--- Begin ---

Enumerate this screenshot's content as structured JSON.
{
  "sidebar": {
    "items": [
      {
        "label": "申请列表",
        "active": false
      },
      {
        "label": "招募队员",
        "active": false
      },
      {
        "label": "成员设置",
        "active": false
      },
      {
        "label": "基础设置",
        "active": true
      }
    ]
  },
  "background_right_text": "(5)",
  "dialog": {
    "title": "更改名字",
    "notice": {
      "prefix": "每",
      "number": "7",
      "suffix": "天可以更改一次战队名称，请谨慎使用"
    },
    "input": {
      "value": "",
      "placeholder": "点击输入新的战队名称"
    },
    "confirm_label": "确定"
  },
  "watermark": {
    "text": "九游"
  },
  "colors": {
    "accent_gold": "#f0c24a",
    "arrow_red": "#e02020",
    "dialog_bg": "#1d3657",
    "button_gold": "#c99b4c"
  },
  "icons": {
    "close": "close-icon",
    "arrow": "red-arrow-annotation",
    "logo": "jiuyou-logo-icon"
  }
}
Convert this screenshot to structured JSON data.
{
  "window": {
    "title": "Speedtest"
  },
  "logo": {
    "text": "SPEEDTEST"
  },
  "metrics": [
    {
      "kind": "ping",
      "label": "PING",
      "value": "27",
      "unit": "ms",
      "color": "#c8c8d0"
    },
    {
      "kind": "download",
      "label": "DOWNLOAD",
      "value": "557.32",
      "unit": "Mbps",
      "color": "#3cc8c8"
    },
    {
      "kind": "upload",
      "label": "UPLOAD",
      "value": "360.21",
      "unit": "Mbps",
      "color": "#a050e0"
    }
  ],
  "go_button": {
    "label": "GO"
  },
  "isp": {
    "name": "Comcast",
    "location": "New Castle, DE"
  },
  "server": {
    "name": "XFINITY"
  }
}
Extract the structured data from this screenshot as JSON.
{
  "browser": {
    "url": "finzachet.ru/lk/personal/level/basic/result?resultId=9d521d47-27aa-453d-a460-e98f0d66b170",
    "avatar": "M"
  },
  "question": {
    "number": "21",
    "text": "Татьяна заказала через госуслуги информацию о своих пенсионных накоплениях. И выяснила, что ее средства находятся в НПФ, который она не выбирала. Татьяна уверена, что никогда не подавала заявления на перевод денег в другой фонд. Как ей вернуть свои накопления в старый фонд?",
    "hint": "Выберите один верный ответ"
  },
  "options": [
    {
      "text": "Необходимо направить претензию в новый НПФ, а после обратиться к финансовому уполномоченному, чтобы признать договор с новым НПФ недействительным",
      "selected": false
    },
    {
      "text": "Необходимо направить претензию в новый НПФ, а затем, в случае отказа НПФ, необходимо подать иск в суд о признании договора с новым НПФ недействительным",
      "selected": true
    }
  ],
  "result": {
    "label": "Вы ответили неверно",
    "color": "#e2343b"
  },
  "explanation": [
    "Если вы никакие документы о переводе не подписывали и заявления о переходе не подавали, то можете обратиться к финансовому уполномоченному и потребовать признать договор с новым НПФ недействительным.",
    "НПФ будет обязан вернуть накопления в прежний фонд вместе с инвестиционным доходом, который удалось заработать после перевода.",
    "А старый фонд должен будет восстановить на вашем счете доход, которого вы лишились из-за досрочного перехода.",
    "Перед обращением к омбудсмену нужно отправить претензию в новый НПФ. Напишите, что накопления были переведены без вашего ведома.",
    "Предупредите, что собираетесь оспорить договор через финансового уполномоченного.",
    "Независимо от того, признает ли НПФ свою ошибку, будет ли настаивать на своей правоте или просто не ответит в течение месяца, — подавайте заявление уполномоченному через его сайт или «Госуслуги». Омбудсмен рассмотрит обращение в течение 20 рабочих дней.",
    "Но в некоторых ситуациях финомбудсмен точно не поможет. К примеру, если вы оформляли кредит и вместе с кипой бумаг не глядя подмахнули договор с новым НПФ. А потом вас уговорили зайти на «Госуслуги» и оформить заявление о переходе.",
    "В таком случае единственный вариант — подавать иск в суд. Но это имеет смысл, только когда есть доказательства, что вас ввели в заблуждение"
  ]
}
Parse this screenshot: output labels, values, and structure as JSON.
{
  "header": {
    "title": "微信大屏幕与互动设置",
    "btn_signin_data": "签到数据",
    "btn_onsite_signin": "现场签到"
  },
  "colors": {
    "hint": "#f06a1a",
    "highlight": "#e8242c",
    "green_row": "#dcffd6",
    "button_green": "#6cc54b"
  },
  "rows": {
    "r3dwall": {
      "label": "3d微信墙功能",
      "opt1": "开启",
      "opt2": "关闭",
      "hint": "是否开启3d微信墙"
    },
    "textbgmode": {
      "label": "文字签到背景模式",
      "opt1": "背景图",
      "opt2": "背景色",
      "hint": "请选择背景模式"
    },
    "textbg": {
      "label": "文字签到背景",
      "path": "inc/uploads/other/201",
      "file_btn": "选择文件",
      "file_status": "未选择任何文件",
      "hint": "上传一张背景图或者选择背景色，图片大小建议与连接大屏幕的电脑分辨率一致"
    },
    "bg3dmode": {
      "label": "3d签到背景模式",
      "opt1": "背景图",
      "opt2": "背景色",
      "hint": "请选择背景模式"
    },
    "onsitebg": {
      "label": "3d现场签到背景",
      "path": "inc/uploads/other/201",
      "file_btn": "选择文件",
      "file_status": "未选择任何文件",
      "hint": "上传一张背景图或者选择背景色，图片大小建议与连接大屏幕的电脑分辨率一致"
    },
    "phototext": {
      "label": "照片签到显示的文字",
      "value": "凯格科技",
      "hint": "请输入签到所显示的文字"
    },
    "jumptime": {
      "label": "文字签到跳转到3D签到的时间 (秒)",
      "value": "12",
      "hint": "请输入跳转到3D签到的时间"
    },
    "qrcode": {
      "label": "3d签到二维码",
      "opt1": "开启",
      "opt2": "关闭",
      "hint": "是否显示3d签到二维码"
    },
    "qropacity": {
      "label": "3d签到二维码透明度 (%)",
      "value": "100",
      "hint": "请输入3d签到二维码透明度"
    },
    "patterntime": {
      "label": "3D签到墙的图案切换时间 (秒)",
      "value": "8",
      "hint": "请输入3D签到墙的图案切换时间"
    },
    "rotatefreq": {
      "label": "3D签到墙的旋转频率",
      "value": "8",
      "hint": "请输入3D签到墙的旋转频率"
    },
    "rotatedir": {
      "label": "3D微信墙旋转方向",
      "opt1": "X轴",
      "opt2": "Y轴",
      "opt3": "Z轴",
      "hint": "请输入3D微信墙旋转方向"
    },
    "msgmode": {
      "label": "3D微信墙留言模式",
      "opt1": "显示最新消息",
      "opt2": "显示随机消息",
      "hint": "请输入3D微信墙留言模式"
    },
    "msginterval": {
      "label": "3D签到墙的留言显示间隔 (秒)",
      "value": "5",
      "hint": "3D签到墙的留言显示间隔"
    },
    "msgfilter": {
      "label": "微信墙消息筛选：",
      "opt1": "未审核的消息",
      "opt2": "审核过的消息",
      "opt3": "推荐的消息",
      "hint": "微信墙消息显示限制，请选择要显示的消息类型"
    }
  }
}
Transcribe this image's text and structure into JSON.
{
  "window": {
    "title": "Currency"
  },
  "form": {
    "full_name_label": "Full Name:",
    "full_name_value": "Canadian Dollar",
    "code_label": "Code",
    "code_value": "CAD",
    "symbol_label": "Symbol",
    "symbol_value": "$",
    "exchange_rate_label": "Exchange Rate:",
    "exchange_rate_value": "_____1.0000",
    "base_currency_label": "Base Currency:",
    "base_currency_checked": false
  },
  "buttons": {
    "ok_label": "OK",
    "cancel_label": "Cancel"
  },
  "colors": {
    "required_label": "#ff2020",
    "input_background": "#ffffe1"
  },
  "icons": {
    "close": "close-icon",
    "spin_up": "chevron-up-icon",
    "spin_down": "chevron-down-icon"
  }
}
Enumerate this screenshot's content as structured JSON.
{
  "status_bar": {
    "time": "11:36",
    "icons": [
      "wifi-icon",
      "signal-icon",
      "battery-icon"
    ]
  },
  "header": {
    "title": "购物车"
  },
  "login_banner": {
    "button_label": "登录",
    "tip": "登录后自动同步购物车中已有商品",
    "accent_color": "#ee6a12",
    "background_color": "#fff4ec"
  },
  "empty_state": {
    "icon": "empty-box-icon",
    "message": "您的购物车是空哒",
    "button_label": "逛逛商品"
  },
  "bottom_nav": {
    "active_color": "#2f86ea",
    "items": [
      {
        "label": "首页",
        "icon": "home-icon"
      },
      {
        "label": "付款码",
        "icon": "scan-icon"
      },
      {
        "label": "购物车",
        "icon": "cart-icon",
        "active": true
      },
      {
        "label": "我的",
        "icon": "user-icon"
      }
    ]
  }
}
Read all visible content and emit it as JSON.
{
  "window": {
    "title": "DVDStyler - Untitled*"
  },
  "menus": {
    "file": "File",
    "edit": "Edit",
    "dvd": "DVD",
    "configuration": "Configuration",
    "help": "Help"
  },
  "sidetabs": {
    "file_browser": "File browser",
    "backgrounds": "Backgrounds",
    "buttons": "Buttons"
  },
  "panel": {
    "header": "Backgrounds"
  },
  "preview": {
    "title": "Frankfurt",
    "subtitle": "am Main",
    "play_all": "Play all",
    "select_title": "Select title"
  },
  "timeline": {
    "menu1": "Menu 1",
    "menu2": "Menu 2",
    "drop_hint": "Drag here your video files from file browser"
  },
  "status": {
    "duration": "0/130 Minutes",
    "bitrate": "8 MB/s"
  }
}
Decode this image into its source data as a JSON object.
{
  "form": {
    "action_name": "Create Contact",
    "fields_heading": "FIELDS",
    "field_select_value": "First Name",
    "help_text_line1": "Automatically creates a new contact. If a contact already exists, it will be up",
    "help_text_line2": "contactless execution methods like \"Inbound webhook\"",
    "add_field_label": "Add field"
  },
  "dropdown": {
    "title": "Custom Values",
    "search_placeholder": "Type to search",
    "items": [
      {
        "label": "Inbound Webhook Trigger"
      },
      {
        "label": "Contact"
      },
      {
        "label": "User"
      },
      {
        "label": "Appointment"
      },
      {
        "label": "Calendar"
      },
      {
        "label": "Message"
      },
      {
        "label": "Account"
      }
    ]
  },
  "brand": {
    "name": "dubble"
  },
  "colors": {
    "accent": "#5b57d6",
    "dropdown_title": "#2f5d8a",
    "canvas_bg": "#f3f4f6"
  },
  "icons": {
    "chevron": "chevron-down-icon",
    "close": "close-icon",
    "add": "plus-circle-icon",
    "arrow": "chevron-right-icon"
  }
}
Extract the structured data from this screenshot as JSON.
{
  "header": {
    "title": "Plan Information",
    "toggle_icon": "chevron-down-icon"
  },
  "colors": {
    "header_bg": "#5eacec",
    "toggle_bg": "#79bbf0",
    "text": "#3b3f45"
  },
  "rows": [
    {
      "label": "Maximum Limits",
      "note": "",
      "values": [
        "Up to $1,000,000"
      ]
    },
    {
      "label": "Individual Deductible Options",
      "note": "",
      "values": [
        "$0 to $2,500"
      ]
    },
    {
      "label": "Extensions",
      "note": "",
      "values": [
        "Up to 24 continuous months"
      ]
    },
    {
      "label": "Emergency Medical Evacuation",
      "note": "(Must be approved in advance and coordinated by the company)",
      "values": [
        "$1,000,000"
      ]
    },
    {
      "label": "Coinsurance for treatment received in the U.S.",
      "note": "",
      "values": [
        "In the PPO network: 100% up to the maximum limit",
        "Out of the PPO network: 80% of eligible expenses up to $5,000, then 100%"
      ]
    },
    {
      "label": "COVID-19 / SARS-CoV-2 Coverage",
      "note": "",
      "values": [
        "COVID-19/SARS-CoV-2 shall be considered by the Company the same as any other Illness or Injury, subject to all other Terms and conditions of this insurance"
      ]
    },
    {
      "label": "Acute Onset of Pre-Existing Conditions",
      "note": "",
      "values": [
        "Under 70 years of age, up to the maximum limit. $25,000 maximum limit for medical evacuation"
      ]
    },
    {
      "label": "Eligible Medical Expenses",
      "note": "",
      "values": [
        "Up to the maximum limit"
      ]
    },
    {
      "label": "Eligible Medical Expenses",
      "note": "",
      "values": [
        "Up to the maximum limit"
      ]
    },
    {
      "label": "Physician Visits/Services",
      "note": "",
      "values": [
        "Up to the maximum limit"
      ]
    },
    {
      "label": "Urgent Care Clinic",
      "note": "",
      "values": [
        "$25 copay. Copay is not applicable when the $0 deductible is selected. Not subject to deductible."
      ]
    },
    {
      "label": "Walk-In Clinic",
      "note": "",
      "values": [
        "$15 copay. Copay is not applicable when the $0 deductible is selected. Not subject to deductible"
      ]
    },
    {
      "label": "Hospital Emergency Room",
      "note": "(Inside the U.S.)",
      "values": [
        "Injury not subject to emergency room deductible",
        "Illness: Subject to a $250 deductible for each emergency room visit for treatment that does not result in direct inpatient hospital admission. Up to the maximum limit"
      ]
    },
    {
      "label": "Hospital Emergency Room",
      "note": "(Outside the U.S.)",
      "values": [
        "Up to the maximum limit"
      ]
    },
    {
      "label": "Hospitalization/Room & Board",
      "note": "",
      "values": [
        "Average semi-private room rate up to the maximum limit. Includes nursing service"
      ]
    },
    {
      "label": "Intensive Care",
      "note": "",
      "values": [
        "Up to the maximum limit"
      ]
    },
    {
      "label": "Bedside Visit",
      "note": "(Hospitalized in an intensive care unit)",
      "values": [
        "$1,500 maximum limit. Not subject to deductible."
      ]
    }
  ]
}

--- End ---

▶ _Task directions_
Give the number of lines that carry the word "обратиться", with nothing added.

▶ _Answer to the exercise_
2